Information given:

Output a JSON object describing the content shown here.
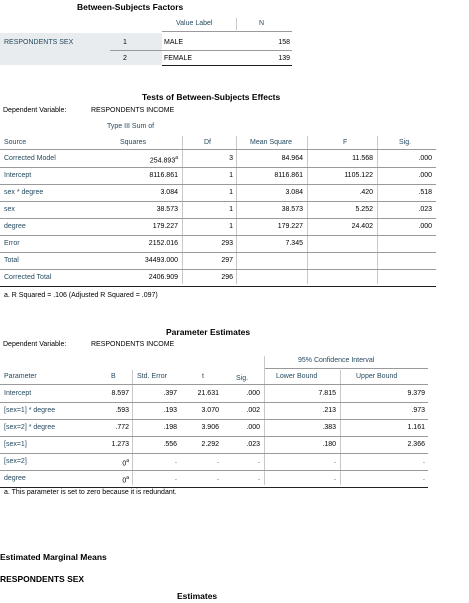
{
  "bsf": {
    "title": "Between-Subjects Factors",
    "col_value_label": "Value Label",
    "col_n": "N",
    "row_label": "RESPONDENTS SEX",
    "rows": [
      {
        "code": "1",
        "label": "MALE",
        "n": "158"
      },
      {
        "code": "2",
        "label": "FEMALE",
        "n": "139"
      }
    ]
  },
  "tbse": {
    "title": "Tests of Between-Subjects Effects",
    "dep_label": "Dependent Variable:",
    "dep_value": "RESPONDENTS INCOME",
    "headers": {
      "source": "Source",
      "ss1": "Type III Sum of",
      "ss2": "Squares",
      "df": "Df",
      "ms": "Mean Square",
      "f": "F",
      "sig": "Sig."
    },
    "rows": [
      {
        "source": "Corrected Model",
        "ss": "254.893",
        "sup": "a",
        "df": "3",
        "ms": "84.964",
        "f": "11.568",
        "sig": ".000"
      },
      {
        "source": "Intercept",
        "ss": "8116.861",
        "sup": "",
        "df": "1",
        "ms": "8116.861",
        "f": "1105.122",
        "sig": ".000"
      },
      {
        "source": "sex * degree",
        "ss": "3.084",
        "sup": "",
        "df": "1",
        "ms": "3.084",
        "f": ".420",
        "sig": ".518"
      },
      {
        "source": "sex",
        "ss": "38.573",
        "sup": "",
        "df": "1",
        "ms": "38.573",
        "f": "5.252",
        "sig": ".023"
      },
      {
        "source": "degree",
        "ss": "179.227",
        "sup": "",
        "df": "1",
        "ms": "179.227",
        "f": "24.402",
        "sig": ".000"
      },
      {
        "source": "Error",
        "ss": "2152.016",
        "sup": "",
        "df": "293",
        "ms": "7.345",
        "f": "",
        "sig": ""
      },
      {
        "source": "Total",
        "ss": "34493.000",
        "sup": "",
        "df": "297",
        "ms": "",
        "f": "",
        "sig": ""
      },
      {
        "source": "Corrected Total",
        "ss": "2406.909",
        "sup": "",
        "df": "296",
        "ms": "",
        "f": "",
        "sig": ""
      }
    ],
    "footnote": "a. R Squared = .106 (Adjusted R Squared = .097)"
  },
  "pe": {
    "title": "Parameter Estimates",
    "dep_label": "Dependent Variable:",
    "dep_value": "RESPONDENTS INCOME",
    "ci_header": "95% Confidence Interval",
    "headers": {
      "param": "Parameter",
      "b": "B",
      "se": "Std. Error",
      "t": "t",
      "sig": "Sig.",
      "lb": "Lower Bound",
      "ub": "Upper Bound"
    },
    "rows": [
      {
        "param": "Intercept",
        "b": "8.597",
        "sup": "",
        "se": ".397",
        "t": "21.631",
        "sig": ".000",
        "lb": "7.815",
        "ub": "9.379"
      },
      {
        "param": "[sex=1] * degree",
        "b": ".593",
        "sup": "",
        "se": ".193",
        "t": "3.070",
        "sig": ".002",
        "lb": ".213",
        "ub": ".973"
      },
      {
        "param": "[sex=2] * degree",
        "b": ".772",
        "sup": "",
        "se": ".198",
        "t": "3.906",
        "sig": ".000",
        "lb": ".383",
        "ub": "1.161"
      },
      {
        "param": "[sex=1]",
        "b": "1.273",
        "sup": "",
        "se": ".556",
        "t": "2.292",
        "sig": ".023",
        "lb": ".180",
        "ub": "2.366"
      },
      {
        "param": "[sex=2]",
        "b": "0",
        "sup": "a",
        "se": ".",
        "t": ".",
        "sig": ".",
        "lb": ".",
        "ub": "."
      },
      {
        "param": "degree",
        "b": "0",
        "sup": "a",
        "se": ".",
        "t": ".",
        "sig": ".",
        "lb": ".",
        "ub": "."
      }
    ],
    "footnote": "a. This parameter is set to zero because it is redundant."
  },
  "emm": {
    "heading": "Estimated Marginal Means",
    "subheading": "RESPONDENTS SEX",
    "estimates": "Estimates"
  }
}
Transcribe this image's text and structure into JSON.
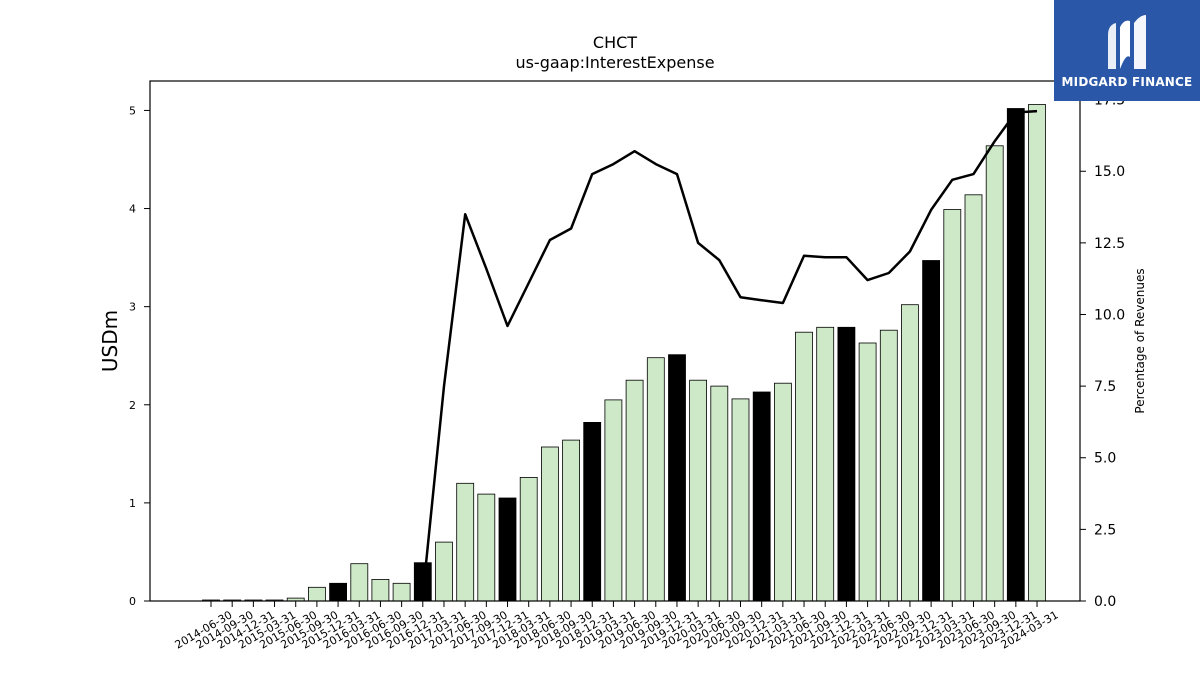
{
  "chart_data": {
    "type": "bar",
    "title": "CHCT",
    "subtitle": "us-gaap:InterestExpense",
    "ylabel": "USDm",
    "y2label": "Percentage of Revenues",
    "ylim": [
      0,
      5.3
    ],
    "y2lim": [
      0,
      18.15
    ],
    "yticks": [
      0,
      1,
      2,
      3,
      4,
      5
    ],
    "y2ticks": [
      "0.0",
      "2.5",
      "5.0",
      "7.5",
      "10.0",
      "12.5",
      "15.0",
      "17.5"
    ],
    "categories": [
      "2014-06-30",
      "2014-09-30",
      "2014-12-31",
      "2015-03-31",
      "2015-06-30",
      "2015-09-30",
      "2015-12-31",
      "2016-03-31",
      "2016-06-30",
      "2016-09-30",
      "2016-12-31",
      "2017-03-31",
      "2017-06-30",
      "2017-09-30",
      "2017-12-31",
      "2018-03-31",
      "2018-06-30",
      "2018-09-30",
      "2018-12-31",
      "2019-03-31",
      "2019-06-30",
      "2019-09-30",
      "2019-12-31",
      "2020-03-31",
      "2020-06-30",
      "2020-09-30",
      "2020-12-31",
      "2021-03-31",
      "2021-06-30",
      "2021-09-30",
      "2021-12-31",
      "2022-03-31",
      "2022-06-30",
      "2022-09-30",
      "2022-12-31",
      "2023-03-31",
      "2023-06-30",
      "2023-09-30",
      "2023-12-31",
      "2024-03-31"
    ],
    "series": [
      {
        "type": "bar",
        "values": [
          0.01,
          0.01,
          0.01,
          0.01,
          0.03,
          0.14,
          0.18,
          0.38,
          0.22,
          0.18,
          0.39,
          0.6,
          1.2,
          1.09,
          1.05,
          1.26,
          1.57,
          1.64,
          1.82,
          2.05,
          2.25,
          2.48,
          2.51,
          2.25,
          2.19,
          2.06,
          2.13,
          2.22,
          2.74,
          2.79,
          2.79,
          2.63,
          2.76,
          3.02,
          3.47,
          3.99,
          4.14,
          4.64,
          5.02,
          5.06
        ],
        "highlight": [
          false,
          false,
          false,
          false,
          false,
          false,
          true,
          false,
          false,
          false,
          true,
          false,
          false,
          false,
          true,
          false,
          false,
          false,
          true,
          false,
          false,
          false,
          true,
          false,
          false,
          false,
          true,
          false,
          false,
          false,
          true,
          false,
          false,
          false,
          true,
          false,
          false,
          false,
          true,
          false
        ]
      },
      {
        "type": "line",
        "axis": "right",
        "values": [
          null,
          null,
          null,
          null,
          null,
          null,
          null,
          null,
          null,
          null,
          0.2,
          7.5,
          13.5,
          11.6,
          9.6,
          11.1,
          12.6,
          13.0,
          14.9,
          15.25,
          15.7,
          15.25,
          14.9,
          12.5,
          11.9,
          10.6,
          10.5,
          10.4,
          12.05,
          12.0,
          12.0,
          11.2,
          11.45,
          12.2,
          13.65,
          14.7,
          14.9,
          16.05,
          17.05,
          17.1
        ]
      }
    ],
    "colors": {
      "bar": "#cde9c7",
      "bar_highlight": "#000000",
      "bar_edge": "#000000",
      "line": "#000000"
    }
  },
  "logo": {
    "text": "MIDGARD FINANCE",
    "background": "#2a57a8"
  }
}
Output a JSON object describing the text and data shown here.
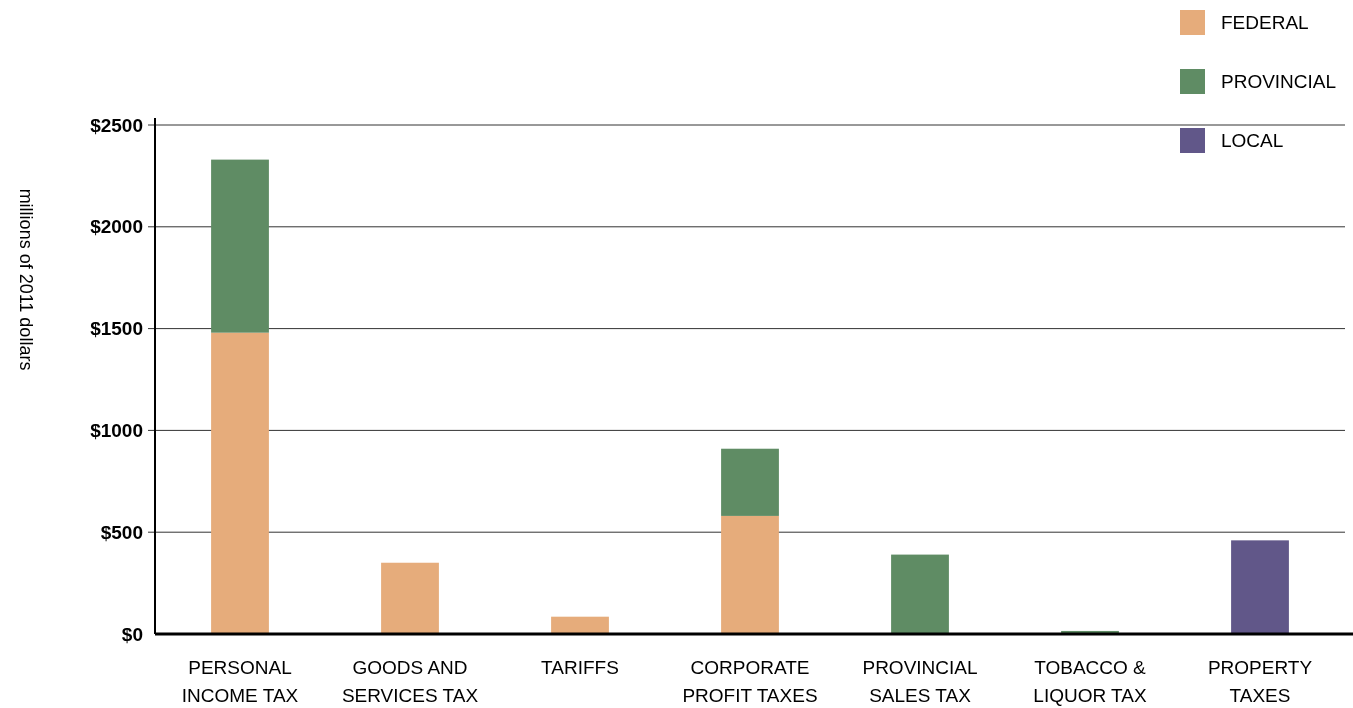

What the task asks: Without the pictures, write out every entry precisely as it appears.

Exercise result:
Output a JSON object describing the content shown here.
{
  "bsf": {
    "title": "Between-Subjects Factors",
    "col_value_label": "Value Label",
    "col_n": "N",
    "row_label": "RESPONDENTS SEX",
    "rows": [
      {
        "code": "1",
        "label": "MALE",
        "n": "158"
      },
      {
        "code": "2",
        "label": "FEMALE",
        "n": "139"
      }
    ]
  },
  "tbse": {
    "title": "Tests of Between-Subjects Effects",
    "dep_label": "Dependent Variable:",
    "dep_value": "RESPONDENTS INCOME",
    "headers": {
      "source": "Source",
      "ss1": "Type III Sum of",
      "ss2": "Squares",
      "df": "Df",
      "ms": "Mean Square",
      "f": "F",
      "sig": "Sig."
    },
    "rows": [
      {
        "source": "Corrected Model",
        "ss": "254.893",
        "sup": "a",
        "df": "3",
        "ms": "84.964",
        "f": "11.568",
        "sig": ".000"
      },
      {
        "source": "Intercept",
        "ss": "8116.861",
        "sup": "",
        "df": "1",
        "ms": "8116.861",
        "f": "1105.122",
        "sig": ".000"
      },
      {
        "source": "sex * degree",
        "ss": "3.084",
        "sup": "",
        "df": "1",
        "ms": "3.084",
        "f": ".420",
        "sig": ".518"
      },
      {
        "source": "sex",
        "ss": "38.573",
        "sup": "",
        "df": "1",
        "ms": "38.573",
        "f": "5.252",
        "sig": ".023"
      },
      {
        "source": "degree",
        "ss": "179.227",
        "sup": "",
        "df": "1",
        "ms": "179.227",
        "f": "24.402",
        "sig": ".000"
      },
      {
        "source": "Error",
        "ss": "2152.016",
        "sup": "",
        "df": "293",
        "ms": "7.345",
        "f": "",
        "sig": ""
      },
      {
        "source": "Total",
        "ss": "34493.000",
        "sup": "",
        "df": "297",
        "ms": "",
        "f": "",
        "sig": ""
      },
      {
        "source": "Corrected Total",
        "ss": "2406.909",
        "sup": "",
        "df": "296",
        "ms": "",
        "f": "",
        "sig": ""
      }
    ],
    "footnote": "a. R Squared = .106 (Adjusted R Squared = .097)"
  },
  "pe": {
    "title": "Parameter Estimates",
    "dep_label": "Dependent Variable:",
    "dep_value": "RESPONDENTS INCOME",
    "ci_header": "95% Confidence Interval",
    "headers": {
      "param": "Parameter",
      "b": "B",
      "se": "Std. Error",
      "t": "t",
      "sig": "Sig.",
      "lb": "Lower Bound",
      "ub": "Upper Bound"
    },
    "rows": [
      {
        "param": "Intercept",
        "b": "8.597",
        "sup": "",
        "se": ".397",
        "t": "21.631",
        "sig": ".000",
        "lb": "7.815",
        "ub": "9.379"
      },
      {
        "param": "[sex=1] * degree",
        "b": ".593",
        "sup": "",
        "se": ".193",
        "t": "3.070",
        "sig": ".002",
        "lb": ".213",
        "ub": ".973"
      },
      {
        "param": "[sex=2] * degree",
        "b": ".772",
        "sup": "",
        "se": ".198",
        "t": "3.906",
        "sig": ".000",
        "lb": ".383",
        "ub": "1.161"
      },
      {
        "param": "[sex=1]",
        "b": "1.273",
        "sup": "",
        "se": ".556",
        "t": "2.292",
        "sig": ".023",
        "lb": ".180",
        "ub": "2.366"
      },
      {
        "param": "[sex=2]",
        "b": "0",
        "sup": "a",
        "se": ".",
        "t": ".",
        "sig": ".",
        "lb": ".",
        "ub": "."
      },
      {
        "param": "degree",
        "b": "0",
        "sup": "a",
        "se": ".",
        "t": ".",
        "sig": ".",
        "lb": ".",
        "ub": "."
      }
    ],
    "footnote": "a. This parameter is set to zero because it is redundant."
  },
  "emm": {
    "heading": "Estimated Marginal Means",
    "subheading": "RESPONDENTS SEX",
    "estimates": "Estimates"
  }
}
Transcribe this image's text and structure into JSON.
{
  "chart_data": {
    "type": "bar",
    "title": "CHCT",
    "subtitle": "us-gaap:InterestExpense",
    "ylabel": "USDm",
    "y2label": "Percentage of Revenues",
    "ylim": [
      0,
      5.3
    ],
    "y2lim": [
      0,
      18.15
    ],
    "yticks": [
      0,
      1,
      2,
      3,
      4,
      5
    ],
    "y2ticks": [
      "0.0",
      "2.5",
      "5.0",
      "7.5",
      "10.0",
      "12.5",
      "15.0",
      "17.5"
    ],
    "categories": [
      "2014-06-30",
      "2014-09-30",
      "2014-12-31",
      "2015-03-31",
      "2015-06-30",
      "2015-09-30",
      "2015-12-31",
      "2016-03-31",
      "2016-06-30",
      "2016-09-30",
      "2016-12-31",
      "2017-03-31",
      "2017-06-30",
      "2017-09-30",
      "2017-12-31",
      "2018-03-31",
      "2018-06-30",
      "2018-09-30",
      "2018-12-31",
      "2019-03-31",
      "2019-06-30",
      "2019-09-30",
      "2019-12-31",
      "2020-03-31",
      "2020-06-30",
      "2020-09-30",
      "2020-12-31",
      "2021-03-31",
      "2021-06-30",
      "2021-09-30",
      "2021-12-31",
      "2022-03-31",
      "2022-06-30",
      "2022-09-30",
      "2022-12-31",
      "2023-03-31",
      "2023-06-30",
      "2023-09-30",
      "2023-12-31",
      "2024-03-31"
    ],
    "series": [
      {
        "type": "bar",
        "values": [
          0.01,
          0.01,
          0.01,
          0.01,
          0.03,
          0.14,
          0.18,
          0.38,
          0.22,
          0.18,
          0.39,
          0.6,
          1.2,
          1.09,
          1.05,
          1.26,
          1.57,
          1.64,
          1.82,
          2.05,
          2.25,
          2.48,
          2.51,
          2.25,
          2.19,
          2.06,
          2.13,
          2.22,
          2.74,
          2.79,
          2.79,
          2.63,
          2.76,
          3.02,
          3.47,
          3.99,
          4.14,
          4.64,
          5.02,
          5.06
        ],
        "highlight": [
          false,
          false,
          false,
          false,
          false,
          false,
          true,
          false,
          false,
          false,
          true,
          false,
          false,
          false,
          true,
          false,
          false,
          false,
          true,
          false,
          false,
          false,
          true,
          false,
          false,
          false,
          true,
          false,
          false,
          false,
          true,
          false,
          false,
          false,
          true,
          false,
          false,
          false,
          true,
          false
        ]
      },
      {
        "type": "line",
        "axis": "right",
        "values": [
          null,
          null,
          null,
          null,
          null,
          null,
          null,
          null,
          null,
          null,
          0.2,
          7.5,
          13.5,
          11.6,
          9.6,
          11.1,
          12.6,
          13.0,
          14.9,
          15.25,
          15.7,
          15.25,
          14.9,
          12.5,
          11.9,
          10.6,
          10.5,
          10.4,
          12.05,
          12.0,
          12.0,
          11.2,
          11.45,
          12.2,
          13.65,
          14.7,
          14.9,
          16.05,
          17.05,
          17.1
        ]
      }
    ],
    "colors": {
      "bar": "#cde9c7",
      "bar_highlight": "#000000",
      "bar_edge": "#000000",
      "line": "#000000"
    }
  },
  "logo": {
    "text": "MIDGARD FINANCE",
    "background": "#2a57a8"
  }
}
Output a JSON object describing the text and data shown here.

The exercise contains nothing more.